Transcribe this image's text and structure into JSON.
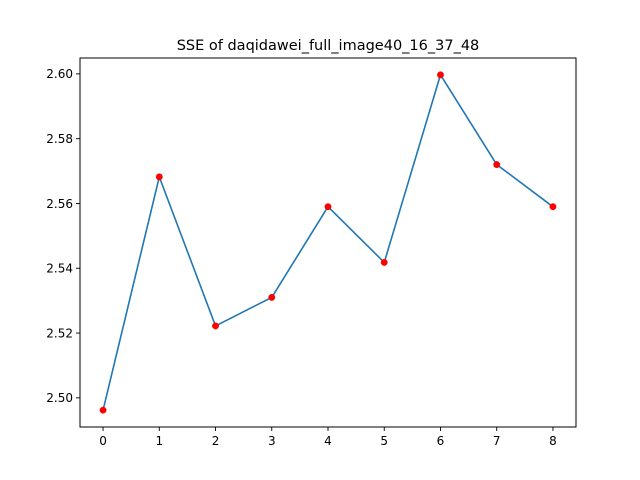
{
  "chart_data": {
    "type": "line",
    "title": "SSE of daqidawei_full_image40_16_37_48",
    "xlabel": "",
    "ylabel": "",
    "x": [
      0,
      1,
      2,
      3,
      4,
      5,
      6,
      7,
      8
    ],
    "series": [
      {
        "values": [
          2.4962,
          2.5682,
          2.5222,
          2.531,
          2.559,
          2.5418,
          2.5997,
          2.572,
          2.559
        ],
        "line_color": "#1f77b4",
        "marker_color": "#ff0000"
      }
    ],
    "xlim": [
      -0.41,
      8.41
    ],
    "ylim": [
      2.491,
      2.6049
    ],
    "xticks": [
      0,
      1,
      2,
      3,
      4,
      5,
      6,
      7,
      8
    ],
    "xtick_labels": [
      "0",
      "1",
      "2",
      "3",
      "4",
      "5",
      "6",
      "7",
      "8"
    ],
    "yticks": [
      2.5,
      2.52,
      2.54,
      2.56,
      2.58,
      2.6
    ],
    "ytick_labels": [
      "2.50",
      "2.52",
      "2.54",
      "2.56",
      "2.58",
      "2.60"
    ],
    "grid": false,
    "legend": "none"
  }
}
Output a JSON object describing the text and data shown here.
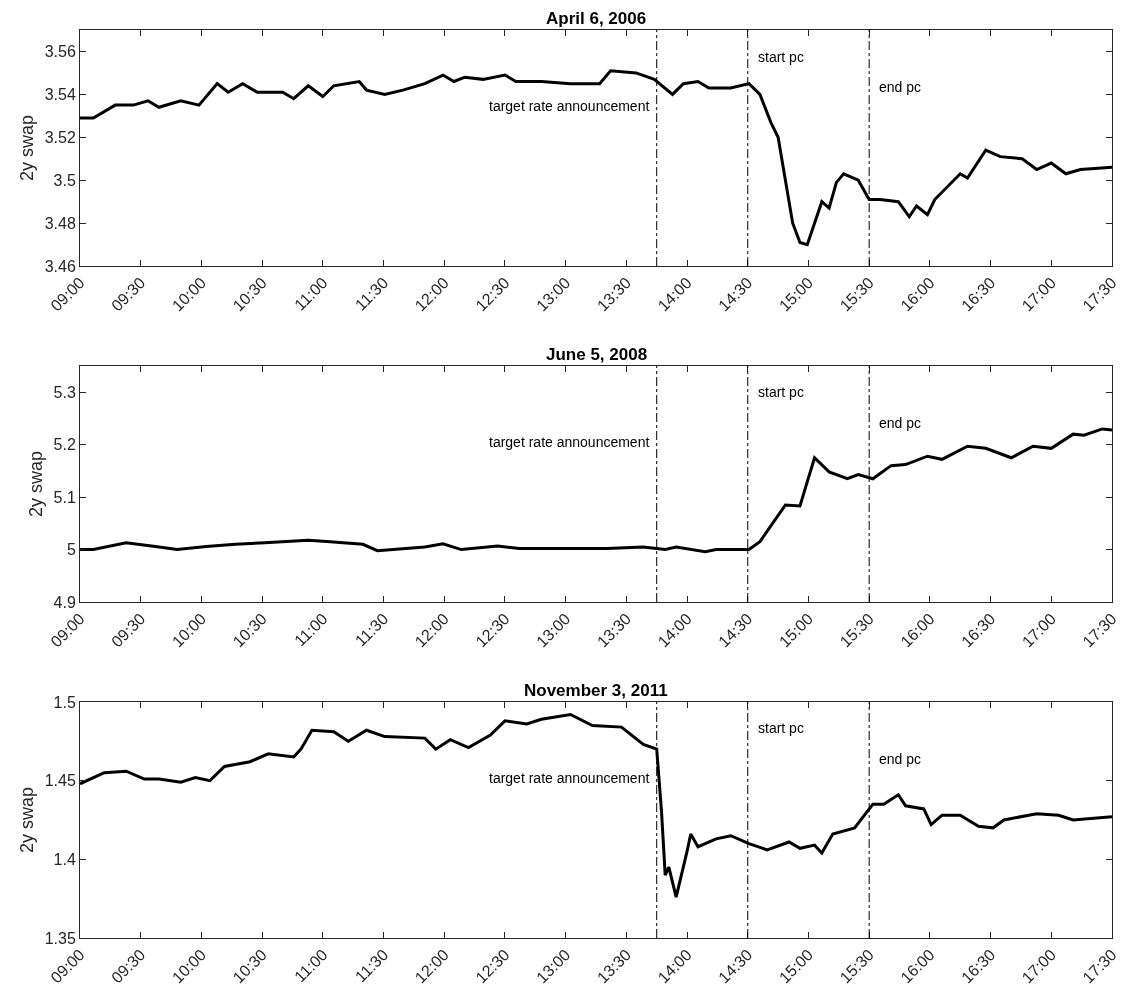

*Stated task*: Output a faithful copy of the data, with each picture left out.

*Response to the exercise*:
Transcribe this image's text and structure into JSON.
{
  "chart_data": {
    "type": "line",
    "title": "SSE of daqidawei_full_image40_16_37_48",
    "xlabel": "",
    "ylabel": "",
    "x": [
      0,
      1,
      2,
      3,
      4,
      5,
      6,
      7,
      8
    ],
    "series": [
      {
        "values": [
          2.4962,
          2.5682,
          2.5222,
          2.531,
          2.559,
          2.5418,
          2.5997,
          2.572,
          2.559
        ],
        "line_color": "#1f77b4",
        "marker_color": "#ff0000"
      }
    ],
    "xlim": [
      -0.41,
      8.41
    ],
    "ylim": [
      2.491,
      2.6049
    ],
    "xticks": [
      0,
      1,
      2,
      3,
      4,
      5,
      6,
      7,
      8
    ],
    "xtick_labels": [
      "0",
      "1",
      "2",
      "3",
      "4",
      "5",
      "6",
      "7",
      "8"
    ],
    "yticks": [
      2.5,
      2.52,
      2.54,
      2.56,
      2.58,
      2.6
    ],
    "ytick_labels": [
      "2.50",
      "2.52",
      "2.54",
      "2.56",
      "2.58",
      "2.60"
    ],
    "grid": false,
    "legend": "none"
  }
}
Output a JSON object describing the text and data shown here.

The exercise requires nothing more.